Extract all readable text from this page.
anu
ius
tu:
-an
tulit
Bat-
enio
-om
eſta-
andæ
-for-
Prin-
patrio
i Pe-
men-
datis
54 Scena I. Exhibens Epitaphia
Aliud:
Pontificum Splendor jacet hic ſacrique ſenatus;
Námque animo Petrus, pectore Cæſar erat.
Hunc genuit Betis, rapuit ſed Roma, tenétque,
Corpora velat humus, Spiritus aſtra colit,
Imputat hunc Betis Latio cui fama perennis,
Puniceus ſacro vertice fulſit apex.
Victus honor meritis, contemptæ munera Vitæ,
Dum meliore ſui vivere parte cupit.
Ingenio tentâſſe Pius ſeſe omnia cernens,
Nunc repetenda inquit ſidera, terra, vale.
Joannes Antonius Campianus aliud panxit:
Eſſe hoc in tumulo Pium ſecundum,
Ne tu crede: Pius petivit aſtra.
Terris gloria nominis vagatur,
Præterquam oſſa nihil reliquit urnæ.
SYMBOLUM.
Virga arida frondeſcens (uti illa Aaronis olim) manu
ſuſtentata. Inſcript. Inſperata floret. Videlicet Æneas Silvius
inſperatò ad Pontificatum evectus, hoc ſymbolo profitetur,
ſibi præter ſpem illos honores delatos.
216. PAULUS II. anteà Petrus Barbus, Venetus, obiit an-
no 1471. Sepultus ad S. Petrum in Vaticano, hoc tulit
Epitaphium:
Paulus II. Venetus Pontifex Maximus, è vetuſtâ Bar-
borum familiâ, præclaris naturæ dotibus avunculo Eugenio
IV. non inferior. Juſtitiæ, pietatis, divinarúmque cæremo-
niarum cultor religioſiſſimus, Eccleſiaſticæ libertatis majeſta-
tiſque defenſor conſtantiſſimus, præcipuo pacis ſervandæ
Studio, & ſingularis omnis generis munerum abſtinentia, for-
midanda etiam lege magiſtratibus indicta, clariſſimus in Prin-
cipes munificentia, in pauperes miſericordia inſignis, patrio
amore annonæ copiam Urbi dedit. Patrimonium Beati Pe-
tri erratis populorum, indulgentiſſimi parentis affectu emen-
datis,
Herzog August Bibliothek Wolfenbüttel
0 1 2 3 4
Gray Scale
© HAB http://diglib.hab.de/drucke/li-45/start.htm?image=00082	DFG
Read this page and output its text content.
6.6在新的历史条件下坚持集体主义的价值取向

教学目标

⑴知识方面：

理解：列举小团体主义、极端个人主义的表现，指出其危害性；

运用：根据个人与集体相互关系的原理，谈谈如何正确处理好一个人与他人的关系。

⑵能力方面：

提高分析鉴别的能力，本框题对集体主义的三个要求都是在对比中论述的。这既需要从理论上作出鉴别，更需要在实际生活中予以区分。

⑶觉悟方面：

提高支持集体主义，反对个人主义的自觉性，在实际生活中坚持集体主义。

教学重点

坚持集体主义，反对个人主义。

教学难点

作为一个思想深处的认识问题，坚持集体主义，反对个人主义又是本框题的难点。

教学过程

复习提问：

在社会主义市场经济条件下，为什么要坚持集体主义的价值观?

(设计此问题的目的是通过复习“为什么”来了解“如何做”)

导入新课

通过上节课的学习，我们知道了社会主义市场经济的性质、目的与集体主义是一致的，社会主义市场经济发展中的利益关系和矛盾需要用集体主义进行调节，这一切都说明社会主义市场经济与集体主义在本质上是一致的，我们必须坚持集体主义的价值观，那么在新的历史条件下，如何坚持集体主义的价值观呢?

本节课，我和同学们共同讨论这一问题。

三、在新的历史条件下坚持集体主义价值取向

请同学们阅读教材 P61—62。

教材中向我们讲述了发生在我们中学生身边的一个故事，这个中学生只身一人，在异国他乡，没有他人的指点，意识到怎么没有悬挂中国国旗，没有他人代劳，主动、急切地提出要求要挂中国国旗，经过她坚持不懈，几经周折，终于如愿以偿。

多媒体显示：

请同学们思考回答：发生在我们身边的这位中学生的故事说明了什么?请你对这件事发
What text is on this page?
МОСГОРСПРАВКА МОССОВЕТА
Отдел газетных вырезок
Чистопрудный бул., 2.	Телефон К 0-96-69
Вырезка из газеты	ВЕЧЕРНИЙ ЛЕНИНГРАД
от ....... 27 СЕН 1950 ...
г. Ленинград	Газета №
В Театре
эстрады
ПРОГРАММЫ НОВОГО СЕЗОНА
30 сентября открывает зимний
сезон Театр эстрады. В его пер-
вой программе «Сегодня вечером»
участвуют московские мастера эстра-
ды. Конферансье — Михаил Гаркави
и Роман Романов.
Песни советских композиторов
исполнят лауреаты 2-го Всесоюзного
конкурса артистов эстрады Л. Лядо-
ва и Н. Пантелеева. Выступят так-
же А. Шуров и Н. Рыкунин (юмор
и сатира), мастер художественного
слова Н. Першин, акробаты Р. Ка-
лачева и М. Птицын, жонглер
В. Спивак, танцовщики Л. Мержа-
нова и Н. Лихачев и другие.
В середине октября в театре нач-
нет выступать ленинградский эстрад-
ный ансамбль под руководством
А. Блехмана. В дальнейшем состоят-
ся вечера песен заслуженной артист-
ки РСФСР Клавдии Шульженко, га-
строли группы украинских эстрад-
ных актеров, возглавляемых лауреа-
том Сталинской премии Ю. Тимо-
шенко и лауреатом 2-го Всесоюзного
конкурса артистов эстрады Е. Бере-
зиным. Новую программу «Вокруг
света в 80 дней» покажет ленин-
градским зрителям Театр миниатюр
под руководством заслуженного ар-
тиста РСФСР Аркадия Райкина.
----------
> To be done
Report the number of lines in the entries above that include the string "РСФСР". Give nothing but the number.

> Correct answer
2